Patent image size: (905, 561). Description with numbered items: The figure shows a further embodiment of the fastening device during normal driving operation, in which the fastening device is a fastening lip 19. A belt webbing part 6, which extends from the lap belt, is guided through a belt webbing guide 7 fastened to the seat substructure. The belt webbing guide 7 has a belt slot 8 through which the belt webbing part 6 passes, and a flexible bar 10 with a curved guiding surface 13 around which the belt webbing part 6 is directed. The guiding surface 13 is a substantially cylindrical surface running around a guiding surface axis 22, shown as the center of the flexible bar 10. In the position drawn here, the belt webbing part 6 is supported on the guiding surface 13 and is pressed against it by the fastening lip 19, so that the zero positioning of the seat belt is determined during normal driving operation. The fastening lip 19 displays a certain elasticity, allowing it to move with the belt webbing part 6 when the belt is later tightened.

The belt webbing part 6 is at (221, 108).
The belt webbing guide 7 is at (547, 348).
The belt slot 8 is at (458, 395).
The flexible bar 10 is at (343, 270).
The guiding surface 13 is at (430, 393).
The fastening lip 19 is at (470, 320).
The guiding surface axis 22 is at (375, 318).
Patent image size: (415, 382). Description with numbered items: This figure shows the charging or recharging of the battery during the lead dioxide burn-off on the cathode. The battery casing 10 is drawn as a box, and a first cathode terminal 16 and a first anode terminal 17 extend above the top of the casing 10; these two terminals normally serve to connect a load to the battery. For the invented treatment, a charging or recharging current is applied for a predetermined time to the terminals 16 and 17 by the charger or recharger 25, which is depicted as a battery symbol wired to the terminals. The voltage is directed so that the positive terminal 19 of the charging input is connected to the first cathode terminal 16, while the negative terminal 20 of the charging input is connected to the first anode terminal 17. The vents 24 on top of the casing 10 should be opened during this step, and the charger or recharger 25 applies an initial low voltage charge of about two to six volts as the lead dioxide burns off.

::::::::::

Stated goal:
Please write out the material again, swapping "Patent image size" for "Drawing size" wherever it occurs and leaving everything else unchanged.

Solution to the problem:
Drawing size: (905, 561). Description with numbered items: The figure shows a further embodiment of the fastening device during normal driving operation, in which the fastening device is a fastening lip 19. A belt webbing part 6, which extends from the lap belt, is guided through a belt webbing guide 7 fastened to the seat substructure. The belt webbing guide 7 has a belt slot 8 through which the belt webbing part 6 passes, and a flexible bar 10 with a curved guiding surface 13 around which the belt webbing part 6 is directed. The guiding surface 13 is a substantially cylindrical surface running around a guiding surface axis 22, shown as the center of the flexible bar 10. In the position drawn here, the belt webbing part 6 is supported on the guiding surface 13 and is pressed against it by the fastening lip 19, so that the zero positioning of the seat belt is determined during normal driving operation. The fastening lip 19 displays a certain elasticity, allowing it to move with the belt webbing part 6 when the belt is later tightened.

The belt webbing part 6 is at (221, 108).
The belt webbing guide 7 is at (547, 348).
The belt slot 8 is at (458, 395).
The flexible bar 10 is at (343, 270).
The guiding surface 13 is at (430, 393).
The fastening lip 19 is at (470, 320).
The guiding surface axis 22 is at (375, 318).
Drawing size: (415, 382). Description with numbered items: This figure shows the charging or recharging of the battery during the lead dioxide burn-off on the cathode. The battery casing 10 is drawn as a box, and a first cathode terminal 16 and a first anode terminal 17 extend above the top of the casing 10; these two terminals normally serve to connect a load to the battery. For the invented treatment, a charging or recharging current is applied for a predetermined time to the terminals 16 and 17 by the charger or recharger 25, which is depicted as a battery symbol wired to the terminals. The voltage is directed so that the positive terminal 19 of the charging input is connected to the first cathode terminal 16, while the negative terminal 20 of the charging input is connected to the first anode terminal 17. The vents 24 on top of the casing 10 should be opened during this step, and the charger or recharger 25 applies an initial low voltage charge of about two to six volts as the lead dioxide burns off.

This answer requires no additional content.